__Exercise brief__: In how many lines of the data does the word "campamentos" appear? Give the number by itself.

Start of Records provided

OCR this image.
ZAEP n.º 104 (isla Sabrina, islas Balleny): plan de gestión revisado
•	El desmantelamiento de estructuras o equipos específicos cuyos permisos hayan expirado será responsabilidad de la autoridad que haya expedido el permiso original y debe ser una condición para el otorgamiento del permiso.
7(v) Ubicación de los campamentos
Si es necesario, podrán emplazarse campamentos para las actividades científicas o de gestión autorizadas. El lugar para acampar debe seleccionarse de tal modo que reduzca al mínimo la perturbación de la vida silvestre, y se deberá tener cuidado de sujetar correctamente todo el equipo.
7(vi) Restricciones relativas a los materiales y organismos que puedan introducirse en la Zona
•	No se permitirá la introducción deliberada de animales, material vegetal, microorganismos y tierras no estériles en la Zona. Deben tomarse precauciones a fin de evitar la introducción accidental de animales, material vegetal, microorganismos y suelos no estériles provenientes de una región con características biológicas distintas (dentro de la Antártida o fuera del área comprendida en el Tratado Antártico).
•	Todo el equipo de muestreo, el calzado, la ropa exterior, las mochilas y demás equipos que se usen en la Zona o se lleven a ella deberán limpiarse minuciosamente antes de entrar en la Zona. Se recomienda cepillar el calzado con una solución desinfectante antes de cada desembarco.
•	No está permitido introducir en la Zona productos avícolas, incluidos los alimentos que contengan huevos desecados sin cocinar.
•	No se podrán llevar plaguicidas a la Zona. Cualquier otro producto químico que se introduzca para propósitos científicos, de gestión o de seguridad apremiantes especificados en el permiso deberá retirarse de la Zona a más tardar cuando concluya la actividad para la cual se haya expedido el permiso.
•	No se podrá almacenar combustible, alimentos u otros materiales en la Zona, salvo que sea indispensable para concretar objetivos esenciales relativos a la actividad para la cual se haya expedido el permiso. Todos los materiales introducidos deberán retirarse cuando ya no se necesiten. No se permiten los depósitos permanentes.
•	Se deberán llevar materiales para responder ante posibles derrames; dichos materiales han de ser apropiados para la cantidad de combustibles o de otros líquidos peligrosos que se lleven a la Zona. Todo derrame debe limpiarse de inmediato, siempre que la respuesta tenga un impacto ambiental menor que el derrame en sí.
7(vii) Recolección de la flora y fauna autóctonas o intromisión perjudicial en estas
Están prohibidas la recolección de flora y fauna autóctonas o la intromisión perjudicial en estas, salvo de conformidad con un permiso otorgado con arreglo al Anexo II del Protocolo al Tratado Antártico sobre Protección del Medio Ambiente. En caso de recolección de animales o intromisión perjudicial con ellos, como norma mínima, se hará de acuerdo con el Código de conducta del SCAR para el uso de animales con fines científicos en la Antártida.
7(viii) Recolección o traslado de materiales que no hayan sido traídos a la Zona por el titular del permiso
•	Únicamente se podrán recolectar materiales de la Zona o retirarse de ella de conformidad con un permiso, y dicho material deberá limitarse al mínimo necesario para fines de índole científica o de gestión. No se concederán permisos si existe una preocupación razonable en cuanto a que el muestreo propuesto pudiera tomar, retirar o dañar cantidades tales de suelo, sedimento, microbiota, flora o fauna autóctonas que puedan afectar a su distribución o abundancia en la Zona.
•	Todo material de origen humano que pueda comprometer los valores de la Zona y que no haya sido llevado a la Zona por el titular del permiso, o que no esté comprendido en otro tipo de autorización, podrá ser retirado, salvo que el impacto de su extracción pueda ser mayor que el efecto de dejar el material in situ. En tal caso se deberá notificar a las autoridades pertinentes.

End of Records provided

__Solution to this task__: 2